Collect each line of the entries that holds the string "JSON".
┌─ Given information
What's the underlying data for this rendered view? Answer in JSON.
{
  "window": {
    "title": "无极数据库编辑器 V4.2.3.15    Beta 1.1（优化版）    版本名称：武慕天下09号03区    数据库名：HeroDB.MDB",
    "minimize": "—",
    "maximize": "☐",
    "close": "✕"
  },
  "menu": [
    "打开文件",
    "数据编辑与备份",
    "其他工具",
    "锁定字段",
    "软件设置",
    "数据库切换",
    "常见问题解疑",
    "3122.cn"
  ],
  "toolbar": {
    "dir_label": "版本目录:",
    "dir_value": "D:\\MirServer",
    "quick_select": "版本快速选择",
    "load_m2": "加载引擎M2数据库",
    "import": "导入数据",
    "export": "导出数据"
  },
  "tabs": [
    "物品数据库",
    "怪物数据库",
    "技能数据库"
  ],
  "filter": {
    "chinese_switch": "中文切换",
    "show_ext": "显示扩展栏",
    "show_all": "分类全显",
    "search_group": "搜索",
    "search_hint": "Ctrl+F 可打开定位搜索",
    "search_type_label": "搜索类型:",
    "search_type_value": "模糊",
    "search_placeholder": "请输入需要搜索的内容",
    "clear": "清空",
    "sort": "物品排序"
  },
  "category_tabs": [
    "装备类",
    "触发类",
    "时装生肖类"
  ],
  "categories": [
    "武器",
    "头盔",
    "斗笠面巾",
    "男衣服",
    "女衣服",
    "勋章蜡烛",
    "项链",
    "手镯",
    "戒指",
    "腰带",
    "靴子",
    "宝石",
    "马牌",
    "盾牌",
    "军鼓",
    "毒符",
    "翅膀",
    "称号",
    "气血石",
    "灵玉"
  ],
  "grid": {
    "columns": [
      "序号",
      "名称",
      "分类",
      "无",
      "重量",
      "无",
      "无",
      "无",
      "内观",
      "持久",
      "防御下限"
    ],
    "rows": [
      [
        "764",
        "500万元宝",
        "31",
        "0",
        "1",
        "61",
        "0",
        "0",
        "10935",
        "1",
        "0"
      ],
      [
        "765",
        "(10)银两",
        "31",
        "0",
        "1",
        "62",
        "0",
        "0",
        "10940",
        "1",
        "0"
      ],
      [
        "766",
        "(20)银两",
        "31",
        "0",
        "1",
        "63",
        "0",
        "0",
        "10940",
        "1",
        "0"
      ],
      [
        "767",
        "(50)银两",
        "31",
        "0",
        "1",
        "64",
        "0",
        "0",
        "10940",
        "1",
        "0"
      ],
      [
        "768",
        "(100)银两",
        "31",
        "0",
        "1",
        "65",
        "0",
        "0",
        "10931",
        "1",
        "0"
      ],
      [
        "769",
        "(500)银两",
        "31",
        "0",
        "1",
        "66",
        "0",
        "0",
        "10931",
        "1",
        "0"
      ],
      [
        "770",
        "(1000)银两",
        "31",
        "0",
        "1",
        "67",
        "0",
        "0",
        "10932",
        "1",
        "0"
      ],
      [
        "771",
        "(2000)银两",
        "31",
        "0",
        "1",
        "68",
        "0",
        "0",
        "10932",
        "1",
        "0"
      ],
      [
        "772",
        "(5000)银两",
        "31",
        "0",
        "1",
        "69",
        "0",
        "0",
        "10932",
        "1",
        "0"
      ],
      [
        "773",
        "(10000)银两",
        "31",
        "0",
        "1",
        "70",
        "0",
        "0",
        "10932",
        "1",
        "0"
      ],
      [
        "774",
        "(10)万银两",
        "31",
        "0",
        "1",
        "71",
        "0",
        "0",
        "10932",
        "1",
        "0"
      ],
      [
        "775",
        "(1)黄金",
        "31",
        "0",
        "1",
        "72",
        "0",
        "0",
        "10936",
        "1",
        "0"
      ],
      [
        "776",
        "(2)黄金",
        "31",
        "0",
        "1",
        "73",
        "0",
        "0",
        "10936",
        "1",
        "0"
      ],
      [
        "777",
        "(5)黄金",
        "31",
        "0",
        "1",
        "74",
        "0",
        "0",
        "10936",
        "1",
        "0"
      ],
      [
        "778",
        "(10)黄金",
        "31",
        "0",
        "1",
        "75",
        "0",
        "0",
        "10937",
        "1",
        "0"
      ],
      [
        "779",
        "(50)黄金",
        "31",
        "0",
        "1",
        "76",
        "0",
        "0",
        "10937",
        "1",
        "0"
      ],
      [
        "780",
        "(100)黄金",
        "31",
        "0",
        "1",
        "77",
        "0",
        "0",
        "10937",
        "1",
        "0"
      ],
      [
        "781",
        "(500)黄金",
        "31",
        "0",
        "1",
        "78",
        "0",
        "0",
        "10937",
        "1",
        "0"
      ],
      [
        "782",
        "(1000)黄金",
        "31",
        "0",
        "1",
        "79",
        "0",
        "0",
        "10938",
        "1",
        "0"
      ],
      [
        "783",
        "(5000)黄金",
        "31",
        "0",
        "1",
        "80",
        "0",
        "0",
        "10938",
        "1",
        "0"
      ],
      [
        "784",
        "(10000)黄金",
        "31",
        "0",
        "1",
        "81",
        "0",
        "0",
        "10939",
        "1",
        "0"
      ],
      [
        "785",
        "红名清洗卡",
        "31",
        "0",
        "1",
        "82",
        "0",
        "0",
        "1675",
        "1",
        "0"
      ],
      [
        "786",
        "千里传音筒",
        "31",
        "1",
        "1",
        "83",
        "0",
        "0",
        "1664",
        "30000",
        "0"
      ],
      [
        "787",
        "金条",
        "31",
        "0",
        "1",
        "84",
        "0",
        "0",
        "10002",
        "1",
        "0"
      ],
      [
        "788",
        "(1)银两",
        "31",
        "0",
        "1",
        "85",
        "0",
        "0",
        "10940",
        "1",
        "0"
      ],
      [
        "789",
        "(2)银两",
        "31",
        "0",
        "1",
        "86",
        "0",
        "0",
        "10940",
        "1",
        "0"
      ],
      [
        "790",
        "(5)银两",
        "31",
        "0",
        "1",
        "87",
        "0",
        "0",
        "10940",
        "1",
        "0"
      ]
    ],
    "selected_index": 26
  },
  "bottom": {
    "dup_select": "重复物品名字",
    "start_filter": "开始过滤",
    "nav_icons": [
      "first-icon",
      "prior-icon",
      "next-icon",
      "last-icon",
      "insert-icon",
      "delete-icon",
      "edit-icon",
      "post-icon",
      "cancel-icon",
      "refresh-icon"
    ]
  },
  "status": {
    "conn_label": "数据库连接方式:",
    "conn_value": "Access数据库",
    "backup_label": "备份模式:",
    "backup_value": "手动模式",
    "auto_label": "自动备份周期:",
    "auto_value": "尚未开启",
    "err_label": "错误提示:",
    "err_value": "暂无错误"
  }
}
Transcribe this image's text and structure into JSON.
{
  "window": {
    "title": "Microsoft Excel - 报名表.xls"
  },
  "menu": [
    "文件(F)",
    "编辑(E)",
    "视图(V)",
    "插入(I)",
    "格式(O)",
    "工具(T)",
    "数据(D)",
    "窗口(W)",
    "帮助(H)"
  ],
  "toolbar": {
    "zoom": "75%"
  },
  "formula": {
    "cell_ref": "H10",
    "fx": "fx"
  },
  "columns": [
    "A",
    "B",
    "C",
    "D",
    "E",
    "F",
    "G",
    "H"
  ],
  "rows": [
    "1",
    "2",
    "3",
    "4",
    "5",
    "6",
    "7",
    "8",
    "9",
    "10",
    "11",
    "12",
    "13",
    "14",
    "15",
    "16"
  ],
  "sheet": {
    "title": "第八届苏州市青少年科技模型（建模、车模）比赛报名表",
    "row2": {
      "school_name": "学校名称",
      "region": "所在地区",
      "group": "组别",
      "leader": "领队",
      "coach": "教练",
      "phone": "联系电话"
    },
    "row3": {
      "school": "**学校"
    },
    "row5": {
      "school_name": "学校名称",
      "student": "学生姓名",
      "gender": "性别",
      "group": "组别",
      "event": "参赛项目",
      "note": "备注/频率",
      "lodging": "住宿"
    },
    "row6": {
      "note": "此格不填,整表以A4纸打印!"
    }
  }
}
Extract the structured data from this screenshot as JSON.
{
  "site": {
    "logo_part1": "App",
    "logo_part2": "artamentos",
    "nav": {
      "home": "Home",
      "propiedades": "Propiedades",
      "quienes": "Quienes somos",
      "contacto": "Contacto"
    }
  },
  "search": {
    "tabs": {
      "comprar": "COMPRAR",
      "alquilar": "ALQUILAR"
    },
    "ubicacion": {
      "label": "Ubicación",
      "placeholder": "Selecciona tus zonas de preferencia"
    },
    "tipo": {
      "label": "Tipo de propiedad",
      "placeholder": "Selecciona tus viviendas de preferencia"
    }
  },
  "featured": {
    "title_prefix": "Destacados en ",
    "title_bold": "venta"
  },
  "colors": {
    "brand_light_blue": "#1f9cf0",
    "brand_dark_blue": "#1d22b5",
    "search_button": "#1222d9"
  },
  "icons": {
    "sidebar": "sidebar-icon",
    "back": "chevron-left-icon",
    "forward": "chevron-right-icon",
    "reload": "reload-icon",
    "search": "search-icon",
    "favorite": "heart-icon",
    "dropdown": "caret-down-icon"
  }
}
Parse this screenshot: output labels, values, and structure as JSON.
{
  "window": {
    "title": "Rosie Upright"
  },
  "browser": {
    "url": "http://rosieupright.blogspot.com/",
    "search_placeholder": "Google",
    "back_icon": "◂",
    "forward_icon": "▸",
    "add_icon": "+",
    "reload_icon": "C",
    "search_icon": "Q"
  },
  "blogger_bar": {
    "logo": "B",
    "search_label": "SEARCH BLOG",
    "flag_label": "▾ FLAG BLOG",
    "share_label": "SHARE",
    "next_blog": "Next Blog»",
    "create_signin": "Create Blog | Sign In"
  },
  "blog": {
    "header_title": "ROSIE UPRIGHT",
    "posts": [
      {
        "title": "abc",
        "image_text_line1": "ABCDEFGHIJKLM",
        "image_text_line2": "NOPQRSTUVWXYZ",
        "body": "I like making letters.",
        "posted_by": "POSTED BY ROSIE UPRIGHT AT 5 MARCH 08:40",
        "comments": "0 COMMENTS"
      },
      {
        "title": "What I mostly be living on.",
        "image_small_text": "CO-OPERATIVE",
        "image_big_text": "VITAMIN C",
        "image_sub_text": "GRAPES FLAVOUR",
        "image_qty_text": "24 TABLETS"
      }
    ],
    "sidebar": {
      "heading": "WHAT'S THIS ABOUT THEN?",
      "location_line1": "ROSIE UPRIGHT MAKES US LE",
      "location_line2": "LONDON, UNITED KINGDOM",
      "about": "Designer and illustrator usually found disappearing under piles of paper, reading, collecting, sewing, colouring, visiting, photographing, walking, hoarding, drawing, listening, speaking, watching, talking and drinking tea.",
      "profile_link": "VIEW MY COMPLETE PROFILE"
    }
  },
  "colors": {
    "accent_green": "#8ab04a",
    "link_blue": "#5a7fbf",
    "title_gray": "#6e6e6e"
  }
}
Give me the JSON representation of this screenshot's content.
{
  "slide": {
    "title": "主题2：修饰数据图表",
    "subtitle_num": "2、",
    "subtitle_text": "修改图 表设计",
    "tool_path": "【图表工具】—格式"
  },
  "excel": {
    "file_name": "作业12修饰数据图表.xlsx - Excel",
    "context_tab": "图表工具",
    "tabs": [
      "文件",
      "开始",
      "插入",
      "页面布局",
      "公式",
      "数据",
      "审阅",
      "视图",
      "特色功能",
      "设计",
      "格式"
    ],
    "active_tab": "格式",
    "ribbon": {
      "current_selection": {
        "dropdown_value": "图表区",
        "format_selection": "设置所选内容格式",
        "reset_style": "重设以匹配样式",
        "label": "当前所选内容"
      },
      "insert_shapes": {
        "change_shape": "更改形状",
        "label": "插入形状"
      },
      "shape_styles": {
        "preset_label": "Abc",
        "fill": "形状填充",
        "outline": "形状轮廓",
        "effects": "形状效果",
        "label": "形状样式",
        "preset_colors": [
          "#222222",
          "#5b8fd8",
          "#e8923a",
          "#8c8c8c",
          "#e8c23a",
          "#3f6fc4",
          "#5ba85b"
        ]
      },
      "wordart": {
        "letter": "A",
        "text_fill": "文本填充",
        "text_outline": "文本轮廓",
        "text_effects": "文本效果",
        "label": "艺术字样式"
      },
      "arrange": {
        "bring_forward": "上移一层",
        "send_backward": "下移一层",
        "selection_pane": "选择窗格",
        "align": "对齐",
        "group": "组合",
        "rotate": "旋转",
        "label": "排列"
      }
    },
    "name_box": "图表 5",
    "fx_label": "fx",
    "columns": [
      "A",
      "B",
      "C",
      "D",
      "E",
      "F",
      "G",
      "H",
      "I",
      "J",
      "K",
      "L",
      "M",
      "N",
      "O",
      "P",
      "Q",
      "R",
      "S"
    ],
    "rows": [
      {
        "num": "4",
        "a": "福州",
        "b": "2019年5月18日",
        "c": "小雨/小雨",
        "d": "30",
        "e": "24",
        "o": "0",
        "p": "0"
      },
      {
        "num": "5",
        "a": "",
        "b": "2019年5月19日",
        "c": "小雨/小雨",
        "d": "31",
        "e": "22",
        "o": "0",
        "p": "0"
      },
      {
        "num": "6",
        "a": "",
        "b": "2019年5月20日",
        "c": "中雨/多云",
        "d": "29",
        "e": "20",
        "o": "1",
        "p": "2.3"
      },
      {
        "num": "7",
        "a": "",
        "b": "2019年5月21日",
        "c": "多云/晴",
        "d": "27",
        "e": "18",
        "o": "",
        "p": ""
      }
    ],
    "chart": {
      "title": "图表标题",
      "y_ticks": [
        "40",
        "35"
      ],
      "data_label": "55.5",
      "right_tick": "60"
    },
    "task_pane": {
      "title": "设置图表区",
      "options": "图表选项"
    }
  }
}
└─
* Exercise answer:
What's the underlying data for this rendered view? Answer in JSON.
Transcribe this image's text and structure into JSON.
Extract the structured data from this screenshot as JSON.
Parse this screenshot: output labels, values, and structure as JSON.
Give me the JSON representation of this screenshot's content.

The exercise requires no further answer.